AIM: Transcribe the material in full, exactly as written.

RECORDS FOR PROCESSING:

***

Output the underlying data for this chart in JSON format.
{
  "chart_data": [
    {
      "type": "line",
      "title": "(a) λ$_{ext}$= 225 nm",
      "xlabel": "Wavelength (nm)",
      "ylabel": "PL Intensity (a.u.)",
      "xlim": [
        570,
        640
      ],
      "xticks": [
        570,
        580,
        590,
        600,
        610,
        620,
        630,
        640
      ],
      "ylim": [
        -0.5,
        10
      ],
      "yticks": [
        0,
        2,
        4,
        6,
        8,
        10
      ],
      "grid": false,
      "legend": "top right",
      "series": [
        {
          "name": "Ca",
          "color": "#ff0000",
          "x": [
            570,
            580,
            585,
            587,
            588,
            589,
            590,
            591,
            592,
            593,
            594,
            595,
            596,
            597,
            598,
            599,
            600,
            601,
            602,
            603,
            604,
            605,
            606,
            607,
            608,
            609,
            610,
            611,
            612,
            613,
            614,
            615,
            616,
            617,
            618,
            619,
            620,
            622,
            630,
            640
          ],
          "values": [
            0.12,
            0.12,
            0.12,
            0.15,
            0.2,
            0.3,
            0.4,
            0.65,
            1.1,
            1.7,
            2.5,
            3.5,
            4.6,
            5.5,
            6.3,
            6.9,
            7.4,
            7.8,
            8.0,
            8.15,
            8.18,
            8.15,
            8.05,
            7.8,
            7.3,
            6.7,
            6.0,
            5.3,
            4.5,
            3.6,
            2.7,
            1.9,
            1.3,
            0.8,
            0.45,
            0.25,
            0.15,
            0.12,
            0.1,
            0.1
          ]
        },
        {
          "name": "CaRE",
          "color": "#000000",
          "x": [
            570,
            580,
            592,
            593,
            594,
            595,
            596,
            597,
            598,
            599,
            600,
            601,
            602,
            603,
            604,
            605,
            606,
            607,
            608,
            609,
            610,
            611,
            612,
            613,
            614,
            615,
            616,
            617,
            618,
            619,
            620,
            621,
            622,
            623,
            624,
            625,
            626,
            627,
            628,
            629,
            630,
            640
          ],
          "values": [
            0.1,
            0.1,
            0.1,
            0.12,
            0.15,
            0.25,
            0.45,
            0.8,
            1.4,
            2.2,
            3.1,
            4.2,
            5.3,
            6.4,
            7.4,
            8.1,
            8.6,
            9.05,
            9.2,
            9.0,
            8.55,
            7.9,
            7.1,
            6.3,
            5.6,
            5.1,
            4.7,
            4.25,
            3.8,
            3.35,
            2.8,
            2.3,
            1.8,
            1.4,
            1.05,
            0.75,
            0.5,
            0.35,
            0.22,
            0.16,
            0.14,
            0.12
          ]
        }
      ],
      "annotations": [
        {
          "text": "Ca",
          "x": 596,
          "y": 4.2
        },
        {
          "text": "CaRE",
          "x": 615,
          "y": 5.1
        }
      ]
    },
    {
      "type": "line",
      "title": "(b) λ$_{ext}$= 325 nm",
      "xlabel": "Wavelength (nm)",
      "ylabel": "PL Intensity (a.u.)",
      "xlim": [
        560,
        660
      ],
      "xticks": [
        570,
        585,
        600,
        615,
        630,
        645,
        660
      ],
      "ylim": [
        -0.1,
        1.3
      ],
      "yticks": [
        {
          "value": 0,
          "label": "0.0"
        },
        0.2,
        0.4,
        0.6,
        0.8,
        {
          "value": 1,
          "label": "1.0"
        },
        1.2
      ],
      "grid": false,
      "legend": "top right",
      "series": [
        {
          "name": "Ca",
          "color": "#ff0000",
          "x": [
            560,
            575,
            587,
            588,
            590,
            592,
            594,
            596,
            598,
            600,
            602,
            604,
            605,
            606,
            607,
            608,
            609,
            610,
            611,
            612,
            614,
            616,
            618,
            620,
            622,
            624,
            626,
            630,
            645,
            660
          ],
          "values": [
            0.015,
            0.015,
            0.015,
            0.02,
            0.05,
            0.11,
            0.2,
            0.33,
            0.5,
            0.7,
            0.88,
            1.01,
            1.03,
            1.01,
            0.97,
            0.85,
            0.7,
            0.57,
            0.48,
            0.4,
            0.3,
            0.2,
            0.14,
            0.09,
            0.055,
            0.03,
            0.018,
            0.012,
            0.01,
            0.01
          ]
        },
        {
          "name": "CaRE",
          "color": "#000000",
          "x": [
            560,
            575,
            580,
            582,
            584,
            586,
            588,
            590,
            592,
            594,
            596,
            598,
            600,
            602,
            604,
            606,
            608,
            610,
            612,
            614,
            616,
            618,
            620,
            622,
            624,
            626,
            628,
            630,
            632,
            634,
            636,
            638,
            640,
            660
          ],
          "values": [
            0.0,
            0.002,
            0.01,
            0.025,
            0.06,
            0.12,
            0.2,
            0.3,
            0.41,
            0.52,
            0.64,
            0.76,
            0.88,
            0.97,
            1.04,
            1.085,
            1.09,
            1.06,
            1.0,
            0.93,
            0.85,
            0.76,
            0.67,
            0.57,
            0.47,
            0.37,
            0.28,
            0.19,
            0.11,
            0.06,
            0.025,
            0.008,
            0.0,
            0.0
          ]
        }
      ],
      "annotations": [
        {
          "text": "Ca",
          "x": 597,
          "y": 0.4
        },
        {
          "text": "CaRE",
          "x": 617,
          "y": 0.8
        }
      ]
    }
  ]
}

***

SOLUTION FOR THIS TASK:
Output the underlying data for this chart in JSON format.
{
  "chart_data": [
    {
      "type": "line",
      "title": "(a) λ$_{ext}$= 225 nm",
      "xlabel": "Wavelength (nm)",
      "ylabel": "PL Intensity (a.u.)",
      "xlim": [
        570,
        640
      ],
      "xticks": [
        570,
        580,
        590,
        600,
        610,
        620,
        630,
        640
      ],
      "ylim": [
        -0.5,
        10
      ],
      "yticks": [
        0,
        2,
        4,
        6,
        8,
        10
      ],
      "grid": false,
      "legend": "top right",
      "series": [
        {
          "name": "Ca",
          "color": "#ff0000",
          "x": [
            570,
            580,
            585,
            587,
            588,
            589,
            590,
            591,
            592,
            593,
            594,
            595,
            596,
            597,
            598,
            599,
            600,
            601,
            602,
            603,
            604,
            605,
            606,
            607,
            608,
            609,
            610,
            611,
            612,
            613,
            614,
            615,
            616,
            617,
            618,
            619,
            620,
            622,
            630,
            640
          ],
          "values": [
            0.12,
            0.12,
            0.12,
            0.15,
            0.2,
            0.3,
            0.4,
            0.65,
            1.1,
            1.7,
            2.5,
            3.5,
            4.6,
            5.5,
            6.3,
            6.9,
            7.4,
            7.8,
            8.0,
            8.15,
            8.18,
            8.15,
            8.05,
            7.8,
            7.3,
            6.7,
            6.0,
            5.3,
            4.5,
            3.6,
            2.7,
            1.9,
            1.3,
            0.8,
            0.45,
            0.25,
            0.15,
            0.12,
            0.1,
            0.1
          ]
        },
        {
          "name": "CaRE",
          "color": "#000000",
          "x": [
            570,
            580,
            592,
            593,
            594,
            595,
            596,
            597,
            598,
            599,
            600,
            601,
            602,
            603,
            604,
            605,
            606,
            607,
            608,
            609,
            610,
            611,
            612,
            613,
            614,
            615,
            616,
            617,
            618,
            619,
            620,
            621,
            622,
            623,
            624,
            625,
            626,
            627,
            628,
            629,
            630,
            640
          ],
          "values": [
            0.1,
            0.1,
            0.1,
            0.12,
            0.15,
            0.25,
            0.45,
            0.8,
            1.4,
            2.2,
            3.1,
            4.2,
            5.3,
            6.4,
            7.4,
            8.1,
            8.6,
            9.05,
            9.2,
            9.0,
            8.55,
            7.9,
            7.1,
            6.3,
            5.6,
            5.1,
            4.7,
            4.25,
            3.8,
            3.35,
            2.8,
            2.3,
            1.8,
            1.4,
            1.05,
            0.75,
            0.5,
            0.35,
            0.22,
            0.16,
            0.14,
            0.12
          ]
        }
      ],
      "annotations": [
        {
          "text": "Ca",
          "x": 596,
          "y": 4.2
        },
        {
          "text": "CaRE",
          "x": 615,
          "y": 5.1
        }
      ]
    },
    {
      "type": "line",
      "title": "(b) λ$_{ext}$= 325 nm",
      "xlabel": "Wavelength (nm)",
      "ylabel": "PL Intensity (a.u.)",
      "xlim": [
        560,
        660
      ],
      "xticks": [
        570,
        585,
        600,
        615,
        630,
        645,
        660
      ],
      "ylim": [
        -0.1,
        1.3
      ],
      "yticks": [
        {
          "value": 0,
          "label": "0.0"
        },
        0.2,
        0.4,
        0.6,
        0.8,
        {
          "value": 1,
          "label": "1.0"
        },
        1.2
      ],
      "grid": false,
      "legend": "top right",
      "series": [
        {
          "name": "Ca",
          "color": "#ff0000",
          "x": [
            560,
            575,
            587,
            588,
            590,
            592,
            594,
            596,
            598,
            600,
            602,
            604,
            605,
            606,
            607,
            608,
            609,
            610,
            611,
            612,
            614,
            616,
            618,
            620,
            622,
            624,
            626,
            630,
            645,
            660
          ],
          "values": [
            0.015,
            0.015,
            0.015,
            0.02,
            0.05,
            0.11,
            0.2,
            0.33,
            0.5,
            0.7,
            0.88,
            1.01,
            1.03,
            1.01,
            0.97,
            0.85,
            0.7,
            0.57,
            0.48,
            0.4,
            0.3,
            0.2,
            0.14,
            0.09,
            0.055,
            0.03,
            0.018,
            0.012,
            0.01,
            0.01
          ]
        },
        {
          "name": "CaRE",
          "color": "#000000",
          "x": [
            560,
            575,
            580,
            582,
            584,
            586,
            588,
            590,
            592,
            594,
            596,
            598,
            600,
            602,
            604,
            606,
            608,
            610,
            612,
            614,
            616,
            618,
            620,
            622,
            624,
            626,
            628,
            630,
            632,
            634,
            636,
            638,
            640,
            660
          ],
          "values": [
            0.0,
            0.002,
            0.01,
            0.025,
            0.06,
            0.12,
            0.2,
            0.3,
            0.41,
            0.52,
            0.64,
            0.76,
            0.88,
            0.97,
            1.04,
            1.085,
            1.09,
            1.06,
            1.0,
            0.93,
            0.85,
            0.76,
            0.67,
            0.57,
            0.47,
            0.37,
            0.28,
            0.19,
            0.11,
            0.06,
            0.025,
            0.008,
            0.0,
            0.0
          ]
        }
      ],
      "annotations": [
        {
          "text": "Ca",
          "x": 597,
          "y": 0.4
        },
        {
          "text": "CaRE",
          "x": 617,
          "y": 0.8
        }
      ]
    }
  ]
}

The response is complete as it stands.